* _Task to complete_: State the count of lines below in which the word "content" appears, and add nothing.

* _Data listing_:
┄┄┄┄┄┄┄┄┄┄

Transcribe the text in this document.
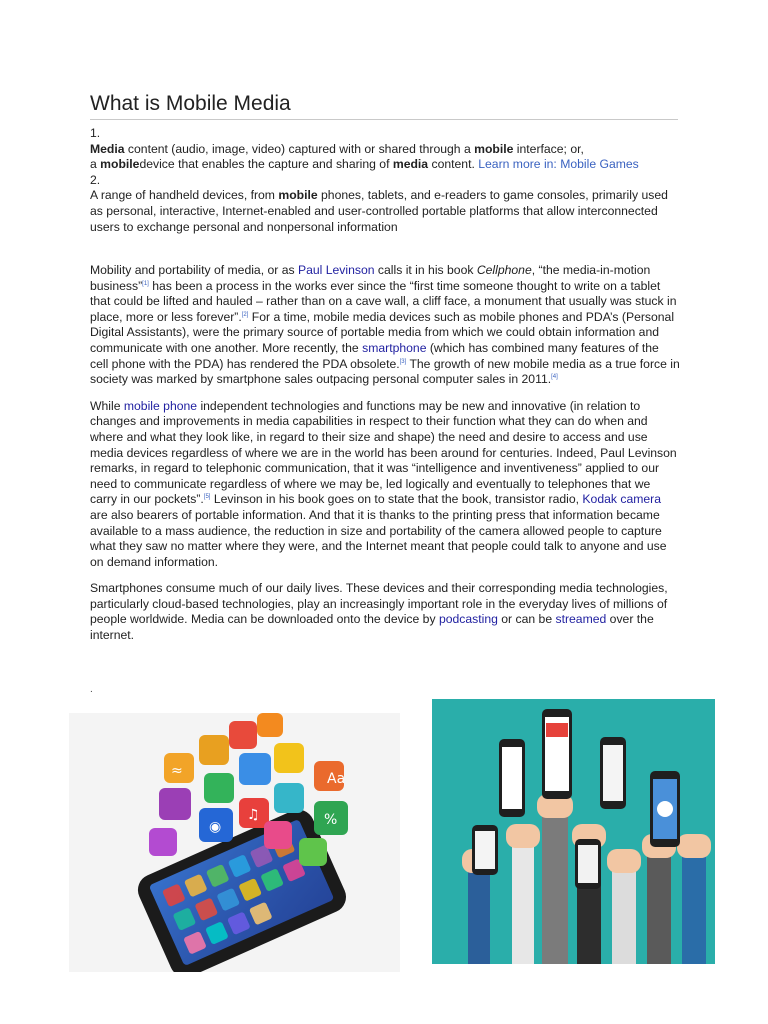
What is Mobile Media
1.
Media content (audio, image, video) captured with or shared through a mobile interface; or,
a mobiledevice that enables the capture and sharing of media content. Learn more in: Mobile Games
2.
A range of handheld devices, from mobile phones, tablets, and e-readers to game consoles, primarily used as personal, interactive, Internet-enabled and user-controlled portable platforms that allow interconnected users to exchange personal and nonpersonal information

Mobility and portability of media, or as Paul Levinson calls it in his book Cellphone, “the media-in-motion business”[1] has been a process in the works ever since the “first time someone thought to write on a tablet that could be lifted and hauled – rather than on a cave wall, a cliff face, a monument that usually was stuck in place, more or less forever”.[2] For a time, mobile media devices such as mobile phones and PDA’s (Personal Digital Assistants), were the primary source of portable media from which we could obtain information and communicate with one another. More recently, the smartphone (which has combined many features of the cell phone with the PDA) has rendered the PDA obsolete.[3] The growth of new mobile media as a true force in society was marked by smartphone sales outpacing personal computer sales in 2011.[4]

While mobile phone independent technologies and functions may be new and innovative (in relation to changes and improvements in media capabilities in respect to their function what they can do when and where and what they look like, in regard to their size and shape) the need and desire to access and use media devices regardless of where we are in the world has been around for centuries. Indeed, Paul Levinson remarks, in regard to telephonic communication, that it was “intelligence and inventiveness” applied to our need to communicate regardless of where we may be, led logically and eventually to telephones that we carry in our pockets”.[5] Levinson in his book goes on to state that the book, transistor radio, Kodak camera are also bearers of portable information. And that it is thanks to the printing press that information became available to a mass audience, the reduction in size and portability of the camera allowed people to capture what they saw no matter where they were, and the Internet meant that people could talk to anyone and use on demand information.

Smartphones consume much of our daily lives. These devices and their corresponding media technologies, particularly cloud-based technologies, play an increasingly important role in the everyday lives of millions of people worldwide. Media can be downloaded onto the device by podcasting or can be streamed over the internet.

.
≈	Aa
%
◉
♫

┄┄┄┄┄┄┄┄┄┄

* _Task response_: 2